Description of the task
Scan the entries below and extract each line with the word "жилищно" in it.
════════════════════
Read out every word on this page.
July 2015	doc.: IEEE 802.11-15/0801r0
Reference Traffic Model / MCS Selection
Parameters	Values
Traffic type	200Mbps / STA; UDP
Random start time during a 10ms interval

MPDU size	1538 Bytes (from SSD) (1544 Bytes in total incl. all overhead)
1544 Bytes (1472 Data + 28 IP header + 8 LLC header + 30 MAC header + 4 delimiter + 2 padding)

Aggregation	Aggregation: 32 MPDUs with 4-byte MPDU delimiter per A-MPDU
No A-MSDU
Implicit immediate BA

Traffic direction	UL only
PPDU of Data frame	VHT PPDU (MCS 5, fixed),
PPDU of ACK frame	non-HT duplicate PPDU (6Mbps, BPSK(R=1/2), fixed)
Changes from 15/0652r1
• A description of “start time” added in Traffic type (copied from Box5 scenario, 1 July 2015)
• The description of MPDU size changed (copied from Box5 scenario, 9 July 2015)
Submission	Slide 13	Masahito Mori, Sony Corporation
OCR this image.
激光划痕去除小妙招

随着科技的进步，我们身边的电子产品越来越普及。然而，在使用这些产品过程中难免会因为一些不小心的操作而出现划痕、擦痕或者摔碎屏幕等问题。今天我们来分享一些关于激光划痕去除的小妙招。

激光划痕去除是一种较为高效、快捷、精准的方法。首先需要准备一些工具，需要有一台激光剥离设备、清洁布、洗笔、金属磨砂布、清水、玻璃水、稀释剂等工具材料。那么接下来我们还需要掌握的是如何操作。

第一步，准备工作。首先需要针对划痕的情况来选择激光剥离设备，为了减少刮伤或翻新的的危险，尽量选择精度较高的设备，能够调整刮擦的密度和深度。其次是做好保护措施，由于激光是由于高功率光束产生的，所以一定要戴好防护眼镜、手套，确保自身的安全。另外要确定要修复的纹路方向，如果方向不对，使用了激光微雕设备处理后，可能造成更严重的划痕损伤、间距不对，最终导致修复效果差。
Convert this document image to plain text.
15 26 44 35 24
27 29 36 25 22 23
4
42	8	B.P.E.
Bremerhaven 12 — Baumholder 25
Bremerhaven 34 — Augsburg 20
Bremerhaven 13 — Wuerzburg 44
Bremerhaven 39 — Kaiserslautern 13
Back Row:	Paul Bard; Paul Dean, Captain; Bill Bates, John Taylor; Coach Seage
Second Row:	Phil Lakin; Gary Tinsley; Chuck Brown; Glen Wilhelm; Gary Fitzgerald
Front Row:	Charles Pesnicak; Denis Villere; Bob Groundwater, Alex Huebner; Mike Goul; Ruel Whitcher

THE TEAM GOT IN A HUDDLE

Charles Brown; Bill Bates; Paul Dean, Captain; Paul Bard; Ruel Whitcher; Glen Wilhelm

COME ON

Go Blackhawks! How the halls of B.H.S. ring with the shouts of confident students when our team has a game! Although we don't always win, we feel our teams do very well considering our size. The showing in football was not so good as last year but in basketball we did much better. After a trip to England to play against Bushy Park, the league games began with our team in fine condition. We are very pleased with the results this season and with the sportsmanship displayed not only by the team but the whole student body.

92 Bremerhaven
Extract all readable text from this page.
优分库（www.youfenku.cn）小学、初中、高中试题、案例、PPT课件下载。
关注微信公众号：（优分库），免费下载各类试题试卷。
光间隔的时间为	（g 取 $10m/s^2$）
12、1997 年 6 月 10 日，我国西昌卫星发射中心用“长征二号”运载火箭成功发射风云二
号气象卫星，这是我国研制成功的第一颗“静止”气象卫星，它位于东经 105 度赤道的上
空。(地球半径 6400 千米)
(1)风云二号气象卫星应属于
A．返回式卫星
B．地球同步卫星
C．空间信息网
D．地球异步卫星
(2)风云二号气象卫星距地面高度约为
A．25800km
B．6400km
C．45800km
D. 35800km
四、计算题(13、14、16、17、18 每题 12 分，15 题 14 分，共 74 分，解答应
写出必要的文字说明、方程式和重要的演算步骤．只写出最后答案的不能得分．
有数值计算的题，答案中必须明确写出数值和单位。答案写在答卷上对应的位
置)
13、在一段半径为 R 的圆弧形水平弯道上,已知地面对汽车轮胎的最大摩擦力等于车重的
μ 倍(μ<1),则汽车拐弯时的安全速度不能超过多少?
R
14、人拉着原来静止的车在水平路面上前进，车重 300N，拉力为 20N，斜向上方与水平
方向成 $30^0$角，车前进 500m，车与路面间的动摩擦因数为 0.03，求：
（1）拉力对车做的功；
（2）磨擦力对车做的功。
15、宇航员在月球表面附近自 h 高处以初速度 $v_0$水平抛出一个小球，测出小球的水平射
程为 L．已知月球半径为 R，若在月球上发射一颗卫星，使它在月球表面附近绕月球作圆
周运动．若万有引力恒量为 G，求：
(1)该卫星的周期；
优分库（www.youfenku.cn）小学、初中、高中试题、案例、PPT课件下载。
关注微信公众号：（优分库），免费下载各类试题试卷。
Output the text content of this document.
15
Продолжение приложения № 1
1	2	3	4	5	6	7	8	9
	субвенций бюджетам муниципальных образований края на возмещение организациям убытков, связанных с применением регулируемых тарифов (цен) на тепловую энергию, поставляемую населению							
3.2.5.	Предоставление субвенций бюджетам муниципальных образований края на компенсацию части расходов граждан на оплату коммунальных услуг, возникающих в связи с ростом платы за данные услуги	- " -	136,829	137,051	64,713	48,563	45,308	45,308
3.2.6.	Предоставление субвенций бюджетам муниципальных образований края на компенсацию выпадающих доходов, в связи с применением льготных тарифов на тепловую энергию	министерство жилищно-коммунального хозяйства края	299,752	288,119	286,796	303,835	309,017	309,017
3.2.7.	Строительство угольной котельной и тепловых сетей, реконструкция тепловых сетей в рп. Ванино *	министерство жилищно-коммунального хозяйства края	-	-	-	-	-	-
════════════════════
Complete output
3.2.6.	Предоставление субвенций бюджетам муниципальных образований края на компенсацию выпадающих доходов, в связи с применением льготных тарифов на тепловую энергию	министерство жилищно-коммунального хозяйства края	299,752	288,119	286,796	303,835	309,017	309,017
3.2.7.	Строительство угольной котельной и тепловых сетей, реконструкция тепловых сетей в рп. Ванино *	министерство жилищно-коммунального хозяйства края	-	-	-	-	-	-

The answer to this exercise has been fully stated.